== GIVEN INSTRUCTION ==
Set down each entry exactly as given; pictures should not appear in the copy.

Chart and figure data
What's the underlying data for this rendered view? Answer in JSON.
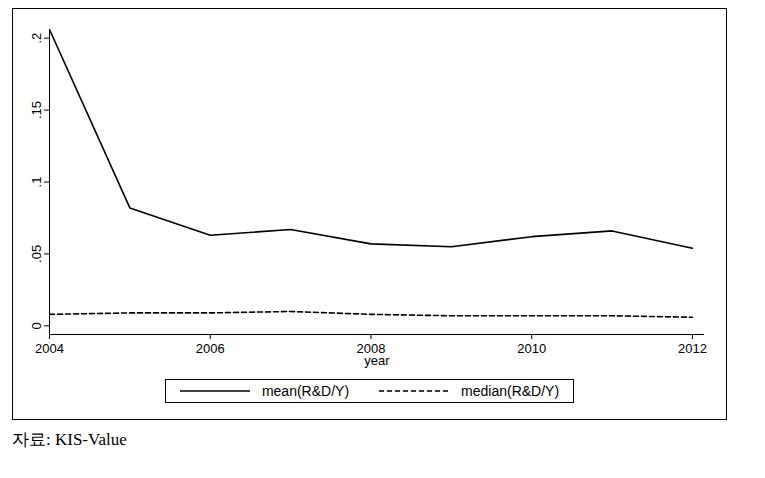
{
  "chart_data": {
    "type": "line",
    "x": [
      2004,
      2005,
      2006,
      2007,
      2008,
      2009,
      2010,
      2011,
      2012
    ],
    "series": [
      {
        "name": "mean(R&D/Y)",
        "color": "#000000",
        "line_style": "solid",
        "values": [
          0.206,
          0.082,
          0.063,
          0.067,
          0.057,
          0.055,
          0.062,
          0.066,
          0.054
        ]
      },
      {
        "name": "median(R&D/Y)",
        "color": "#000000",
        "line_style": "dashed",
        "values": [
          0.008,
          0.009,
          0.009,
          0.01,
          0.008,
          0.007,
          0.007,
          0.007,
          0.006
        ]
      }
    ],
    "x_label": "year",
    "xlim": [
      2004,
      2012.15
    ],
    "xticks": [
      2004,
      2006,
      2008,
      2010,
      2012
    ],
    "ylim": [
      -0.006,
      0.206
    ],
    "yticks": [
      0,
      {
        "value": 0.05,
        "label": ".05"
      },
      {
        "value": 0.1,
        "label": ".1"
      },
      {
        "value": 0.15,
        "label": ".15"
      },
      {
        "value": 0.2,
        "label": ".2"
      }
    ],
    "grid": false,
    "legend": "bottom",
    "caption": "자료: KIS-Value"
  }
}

== PROBLEM SOLUTION ==
What's the underlying data for this rendered view? Answer in JSON.
{
  "chart_data": {
    "type": "line",
    "x": [
      2004,
      2005,
      2006,
      2007,
      2008,
      2009,
      2010,
      2011,
      2012
    ],
    "series": [
      {
        "name": "mean(R&D/Y)",
        "color": "#000000",
        "line_style": "solid",
        "values": [
          0.206,
          0.082,
          0.063,
          0.067,
          0.057,
          0.055,
          0.062,
          0.066,
          0.054
        ]
      },
      {
        "name": "median(R&D/Y)",
        "color": "#000000",
        "line_style": "dashed",
        "values": [
          0.008,
          0.009,
          0.009,
          0.01,
          0.008,
          0.007,
          0.007,
          0.007,
          0.006
        ]
      }
    ],
    "x_label": "year",
    "xlim": [
      2004,
      2012.15
    ],
    "xticks": [
      2004,
      2006,
      2008,
      2010,
      2012
    ],
    "ylim": [
      -0.006,
      0.206
    ],
    "yticks": [
      0,
      {
        "value": 0.05,
        "label": ".05"
      },
      {
        "value": 0.1,
        "label": ".1"
      },
      {
        "value": 0.15,
        "label": ".15"
      },
      {
        "value": 0.2,
        "label": ".2"
      }
    ],
    "grid": false,
    "legend": "bottom",
    "caption": "자료: KIS-Value"
  }
}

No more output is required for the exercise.